*AUFGABEN*.
• a. Wiederhole aus dem Text zum Superreichtum wortgetreu die Passage von „Superreichtum umverteilen ist“ bis einschließlich „noch einen Job haben.“.
• b. Wie geht der Text zum Superreichtum nach seinem letzten Satz weiter? Führe ihn fort.

Super­reich­tum umverteilen

Superreichtum umverteilen ist Gebot gesellschaftlicher Vernunft

Zum gestern veröf­fent­lich­ten Global Wealth Report, der für Deutsch­land die dritt­meis­ten Ultra­rei­chen welt­weit ausweist, sagt Susanne Hennig-Well­sow, Vorsit­zende der Partei DIE LINKE:

Wir sagen immer, Deutsch­land ist ein reiches Land. Sicher ist: Deutsch­land ist reich an ultra­rei­chen Menschen. Gleich­zei­tig hat Deutsch­land einen riesi­gen Nied­rig­lohn­sek­tor, mit Menschen, die nichts anspa­ren können, die oft nicht­mal wissen, ob sie am Ende des Monats noch einen Job haben.

*BEREITGESTELLTE ANGABEN*.

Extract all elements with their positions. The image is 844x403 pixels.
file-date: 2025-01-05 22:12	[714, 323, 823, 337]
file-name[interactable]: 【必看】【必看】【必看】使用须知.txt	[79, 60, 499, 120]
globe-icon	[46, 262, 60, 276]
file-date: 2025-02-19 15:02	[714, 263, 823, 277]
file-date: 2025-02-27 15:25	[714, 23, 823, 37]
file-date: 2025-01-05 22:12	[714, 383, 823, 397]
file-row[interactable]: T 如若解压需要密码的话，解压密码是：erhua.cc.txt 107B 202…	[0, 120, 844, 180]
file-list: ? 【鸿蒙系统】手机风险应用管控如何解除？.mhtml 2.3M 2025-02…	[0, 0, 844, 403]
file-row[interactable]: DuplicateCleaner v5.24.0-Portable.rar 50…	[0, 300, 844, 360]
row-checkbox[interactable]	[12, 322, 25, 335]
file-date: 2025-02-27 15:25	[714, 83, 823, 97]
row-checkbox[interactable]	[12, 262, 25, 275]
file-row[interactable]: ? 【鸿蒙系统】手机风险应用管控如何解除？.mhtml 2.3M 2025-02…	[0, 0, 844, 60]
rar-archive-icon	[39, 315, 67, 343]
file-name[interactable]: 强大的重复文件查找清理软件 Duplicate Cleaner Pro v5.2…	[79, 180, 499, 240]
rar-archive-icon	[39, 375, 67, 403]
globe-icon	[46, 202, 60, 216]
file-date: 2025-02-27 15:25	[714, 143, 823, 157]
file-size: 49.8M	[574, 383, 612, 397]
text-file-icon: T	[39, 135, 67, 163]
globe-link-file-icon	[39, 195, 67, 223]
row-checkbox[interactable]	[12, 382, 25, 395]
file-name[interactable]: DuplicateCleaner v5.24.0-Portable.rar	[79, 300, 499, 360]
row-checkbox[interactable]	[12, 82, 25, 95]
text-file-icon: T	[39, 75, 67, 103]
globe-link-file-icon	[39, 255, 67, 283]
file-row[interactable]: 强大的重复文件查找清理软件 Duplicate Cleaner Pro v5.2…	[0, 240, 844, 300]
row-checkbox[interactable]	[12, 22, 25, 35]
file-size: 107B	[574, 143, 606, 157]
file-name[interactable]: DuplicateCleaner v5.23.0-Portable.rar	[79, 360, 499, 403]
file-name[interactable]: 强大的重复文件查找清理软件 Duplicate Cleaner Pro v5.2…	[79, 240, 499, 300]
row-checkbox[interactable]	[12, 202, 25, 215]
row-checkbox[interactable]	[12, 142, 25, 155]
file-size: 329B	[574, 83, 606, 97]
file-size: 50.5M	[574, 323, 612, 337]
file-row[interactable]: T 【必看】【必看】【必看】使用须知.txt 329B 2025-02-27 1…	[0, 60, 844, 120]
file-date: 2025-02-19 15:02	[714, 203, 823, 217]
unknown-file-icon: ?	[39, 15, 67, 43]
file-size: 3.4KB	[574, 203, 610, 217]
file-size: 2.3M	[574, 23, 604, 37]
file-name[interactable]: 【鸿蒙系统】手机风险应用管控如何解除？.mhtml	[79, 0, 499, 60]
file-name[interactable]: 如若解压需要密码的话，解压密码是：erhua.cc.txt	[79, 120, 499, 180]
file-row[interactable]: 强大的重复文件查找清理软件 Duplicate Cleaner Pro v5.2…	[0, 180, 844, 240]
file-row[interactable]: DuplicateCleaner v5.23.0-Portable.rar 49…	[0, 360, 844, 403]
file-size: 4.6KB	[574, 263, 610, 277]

*LÖSUNGEN*.
• a.
Superreichtum umverteilen ist Gebot gesellschaftlicher Vernunft

Zum gestern veröf­fent­lich­ten Global Wealth Report, der für Deutsch­land die dritt­meis­ten Ultra­rei­chen welt­weit ausweist, sagt Susanne Hennig-Well­sow, Vorsit­zende der Partei DIE LINKE:

Wir sagen immer, Deutsch­land ist ein reiches Land. Sicher ist: Deutsch­land ist reich an ultra­rei­chen Menschen. Gleich­zei­tig hat Deutsch­land einen riesi­gen Nied­rig­lohn­sek­tor, mit Menschen, die nichts anspa­ren können, die oft nicht­mal wissen, ob sie am Ende des Monats noch einen Job haben.

• b.
Covid-19 hat die Reichen reicher gemacht und die Armen ärmer. Dabei geht es jetzt um Ausgleich und Teil­habe. Wenn die Super­rei­chen sich jetzt vor der Mitfi­nan­zie­rung der Krisen­kos­ten und des sozia­len Gemein­we­sen drücken, schwä­chen sie unsere Demo­kra­tie. Wenn die demo­kra­ti­schen Parteien das zulas­sen, stär­ken sie nur Poli­tik­ver­dros­sen­heit und rechte Populisten.

Wir brau­chen große Inves­ti­tio­nen um die Klima­wende zu schaf­fen und um nach Corona wieder gut auf die Füße zu kommen. Der Global Wealth Report beweist, dass eine Vermö­gens­steuer kein linker Spleen, sondern ein soli­da­ri­scher Akt gesell­schaft­li­cher Vernunft wäre, um unser Gemein­we­sen zukunfts­fest zu machen.